GOAL →
Rewrite every line of the listing below as a Markdown table with two columns, Number and Line, where Number counts the rows and Line holds the line itself. Leave out blank lines.

* begin DATASET EXTRACT *

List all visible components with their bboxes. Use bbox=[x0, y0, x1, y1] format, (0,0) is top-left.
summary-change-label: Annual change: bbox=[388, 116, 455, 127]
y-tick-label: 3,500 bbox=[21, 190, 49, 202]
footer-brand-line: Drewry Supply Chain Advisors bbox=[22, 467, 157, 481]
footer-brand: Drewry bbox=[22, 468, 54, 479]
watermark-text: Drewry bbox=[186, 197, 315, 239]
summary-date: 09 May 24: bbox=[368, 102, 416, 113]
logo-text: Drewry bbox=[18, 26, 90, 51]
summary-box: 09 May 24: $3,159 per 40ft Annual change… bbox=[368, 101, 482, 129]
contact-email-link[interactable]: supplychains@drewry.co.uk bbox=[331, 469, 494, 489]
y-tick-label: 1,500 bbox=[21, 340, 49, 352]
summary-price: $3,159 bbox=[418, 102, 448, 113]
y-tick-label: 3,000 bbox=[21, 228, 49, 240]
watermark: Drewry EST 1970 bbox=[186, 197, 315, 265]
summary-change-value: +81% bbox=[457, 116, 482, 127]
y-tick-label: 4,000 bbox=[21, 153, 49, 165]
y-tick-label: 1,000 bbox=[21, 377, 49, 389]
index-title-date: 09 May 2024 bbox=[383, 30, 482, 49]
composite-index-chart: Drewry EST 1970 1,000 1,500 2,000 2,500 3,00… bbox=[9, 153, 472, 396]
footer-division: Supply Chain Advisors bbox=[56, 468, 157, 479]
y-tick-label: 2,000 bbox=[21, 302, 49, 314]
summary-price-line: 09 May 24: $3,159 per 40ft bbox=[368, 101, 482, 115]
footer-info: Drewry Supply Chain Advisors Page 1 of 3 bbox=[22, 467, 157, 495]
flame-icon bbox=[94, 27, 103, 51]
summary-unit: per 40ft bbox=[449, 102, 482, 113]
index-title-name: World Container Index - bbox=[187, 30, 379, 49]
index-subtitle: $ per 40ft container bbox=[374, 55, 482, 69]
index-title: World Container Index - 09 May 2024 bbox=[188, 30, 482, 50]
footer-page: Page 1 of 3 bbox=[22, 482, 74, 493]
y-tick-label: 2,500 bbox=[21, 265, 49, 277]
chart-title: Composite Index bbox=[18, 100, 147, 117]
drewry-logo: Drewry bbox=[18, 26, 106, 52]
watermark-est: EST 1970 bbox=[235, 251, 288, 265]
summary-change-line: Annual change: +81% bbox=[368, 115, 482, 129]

* end DATASET EXTRACT *

WRITTEN ANSWER →
| Number | Line |
|---|---|
| 1 | List all visible components with their bboxes. Use bbox=[x0, y0, x1, y1] format, (0,0) is top-left. |
| 2 | summary-change-label: Annual change: bbox=[388, 116, 455, 127] |
| 3 | y-tick-label: 3,500 bbox=[21, 190, 49, 202] |
| 4 | footer-brand-line: Drewry Supply Chain Advisors bbox=[22, 467, 157, 481] |
| 5 | footer-brand: Drewry bbox=[22, 468, 54, 479] |
| 6 | watermark-text: Drewry bbox=[186, 197, 315, 239] |
| 7 | summary-date: 09 May 24: bbox=[368, 102, 416, 113] |
| 8 | logo-text: Drewry bbox=[18, 26, 90, 51] |
| 9 | summary-box: 09 May 24: $3,159 per 40ft Annual change… bbox=[368, 101, 482, 129] |
| 10 | contact-email-link[interactable]: supplychains@drewry.co.uk bbox=[331, 469, 494, 489] |
| 11 | y-tick-label: 1,500 bbox=[21, 340, 49, 352] |
| 12 | summary-price: $3,159 bbox=[418, 102, 448, 113] |
| 13 | y-tick-label: 3,000 bbox=[21, 228, 49, 240] |
| 14 | watermark: Drewry EST 1970 bbox=[186, 197, 315, 265] |
| 15 | summary-change-value: +81% bbox=[457, 116, 482, 127] |
| 16 | y-tick-label: 4,000 bbox=[21, 153, 49, 165] |
| 17 | y-tick-label: 1,000 bbox=[21, 377, 49, 389] |
| 18 | index-title-date: 09 May 2024 bbox=[383, 30, 482, 49] |
| 19 | composite-index-chart: Drewry EST 1970 1,000 1,500 2,000 2,500 3,00… bbox=[9, 153, 472, 396] |
| 20 | footer-division: Supply Chain Advisors bbox=[56, 468, 157, 479] |
| 21 | y-tick-label: 2,000 bbox=[21, 302, 49, 314] |
| 22 | summary-price-line: 09 May 24: $3,159 per 40ft bbox=[368, 101, 482, 115] |
| 23 | footer-info: Drewry Supply Chain Advisors Page 1 of 3 bbox=[22, 467, 157, 495] |
| 24 | flame-icon bbox=[94, 27, 103, 51] |
| 25 | summary-unit: per 40ft bbox=[449, 102, 482, 113] |
| 26 | index-title-name: World Container Index - bbox=[187, 30, 379, 49] |
| 27 | index-subtitle: $ per 40ft container bbox=[374, 55, 482, 69] |
| 28 | index-title: World Container Index - 09 May 2024 bbox=[188, 30, 482, 50] |
| 29 | footer-page: Page 1 of 3 bbox=[22, 482, 74, 493] |
| 30 | y-tick-label: 2,500 bbox=[21, 265, 49, 277] |
| 31 | chart-title: Composite Index bbox=[18, 100, 147, 117] |
| 32 | drewry-logo: Drewry bbox=[18, 26, 106, 52] |
| 33 | watermark-est: EST 1970 bbox=[235, 251, 288, 265] |
| 34 | summary-change-line: Annual change: +81% bbox=[368, 115, 482, 129] |